Filter the entries, keeping every line with the word "izFke".

[Some records]
════════

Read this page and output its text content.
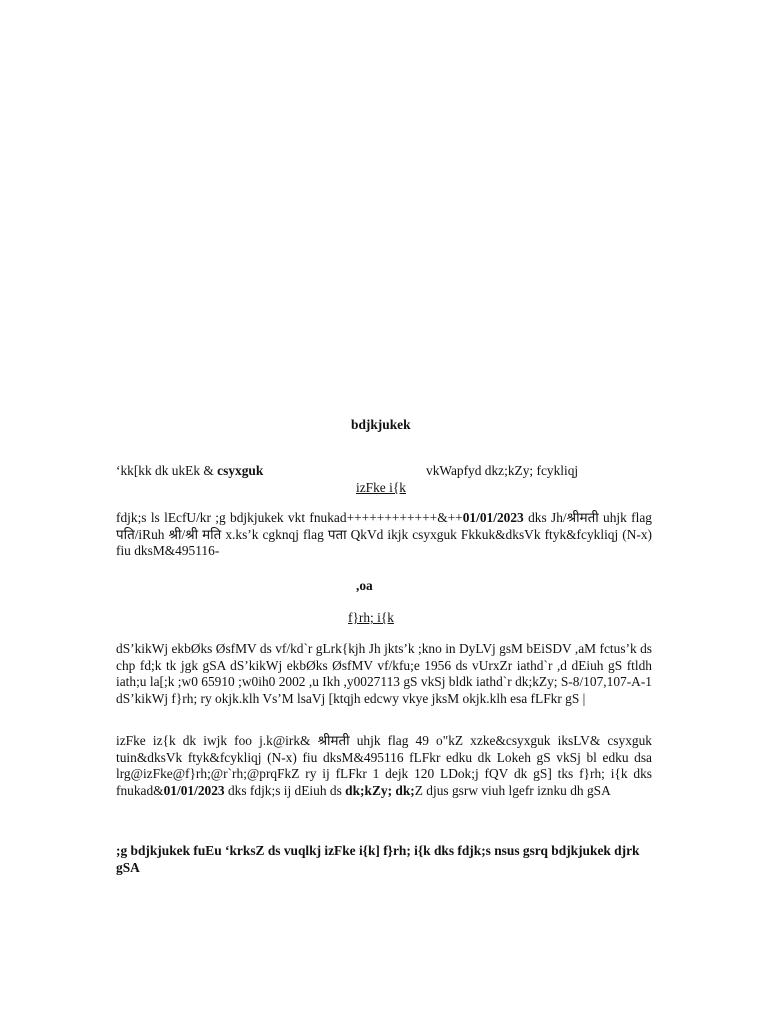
bdjkjukek
‘kk[kk dk ukEk & csyxguk	vkWapfyd dkz;kZy; fcykliqj
izFke i{k
fdjk;s ls lEcfU/kr ;g bdjkjukek vkt fnukad++++++++++++&++01/01/2023 dks Jh/श्रीमती uhjk flag पति/iRuh श्री/श्री मति x.ks’k cgknqj flag पता QkVd ikjk csyxguk Fkkuk&dksVk ftyk&fcykliqj (N-x) fiu dksM&495116-
,oa
f}rh; i{k
dS’kikWj ekbØks ØsfMV ds vf/kd`r gLrk{kjh Jh jkts’k ;kno in DyLVj gsM bEiSDV ,aM fctus’k ds chp fd;k tk jgk gSA dS’kikWj ekbØks ØsfMV vf/kfu;e 1956 ds vUrxZr iathd`r ,d dEiuh gS ftldh iath;u la[;k ;w0 65910 ;w0ih0 2002 ,u Ikh ,y0027113 gS vkSj bldk iathd`r dk;kZy; S-8/107,107-A-1 dS’kikWj f}rh; ry okjk.klh Vs’M lsaVj [ktqjh edcwy vkye jksM okjk.klh esa fLFkr gS |
izFke iz{k dk iwjk foo j.k@irk& श्रीमती uhjk flag 49 o"kZ xzke&csyxguk iksLV& csyxguk tuin&dksVk ftyk&fcykliqj (N-x) fiu dksM&495116 fLFkr edku dk Lokeh gS vkSj bl edku dsa lrg@izFke@f}rh;@r`rh;@prqFkZ ry ij fLFkr 1 dejk 120 LDok;j fQV dk gS] tks f}rh; i{k dks fnukad&01/01/2023 dks fdjk;s ij dEiuh ds dk;kZy; dk;Z djus gsrw viuh lgefr iznku dh gSA
;g bdjkjukek fuEu ‘krksZ ds vuqlkj izFke i{k] f}rh; i{k dks fdjk;s nsus gsrq bdjkjukek djrk gSA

════════

## RESPONSE TO THIS TASK
izFke i{k
izFke iz{k dk iwjk foo j.k@irk& श्रीमती uhjk flag 49 o"kZ xzke&csyxguk iksLV& csyxguk tuin&dksVk ftyk&fcykliqj (N-x) fiu dksM&495116 fLFkr edku dk Lokeh gS vkSj bl edku dsa lrg@izFke@f}rh;@r`rh;@prqFkZ ry ij fLFkr 1 dejk 120 LDok;j fQV dk gS] tks f}rh; i{k dks fnukad&01/01/2023 dks fdjk;s ij dEiuh ds dk;kZy; dk;Z djus gsrw viuh lgefr iznku dh gSA
;g bdjkjukek fuEu ‘krksZ ds vuqlkj izFke i{k] f}rh; i{k dks fdjk;s nsus gsrq bdjkjukek djrk gSA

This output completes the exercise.